*Written instruction*:
Exactly reproduce the lines that follow.

*Stored rows*:
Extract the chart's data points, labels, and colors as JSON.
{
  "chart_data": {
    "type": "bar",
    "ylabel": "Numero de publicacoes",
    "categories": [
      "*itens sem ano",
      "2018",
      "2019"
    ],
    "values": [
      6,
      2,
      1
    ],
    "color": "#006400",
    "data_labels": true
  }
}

*Correct answer*:
Extract the chart's data points, labels, and colors as JSON.
{
  "chart_data": {
    "type": "bar",
    "ylabel": "Numero de publicacoes",
    "categories": [
      "*itens sem ano",
      "2018",
      "2019"
    ],
    "values": [
      6,
      2,
      1
    ],
    "color": "#006400",
    "data_labels": true
  }
}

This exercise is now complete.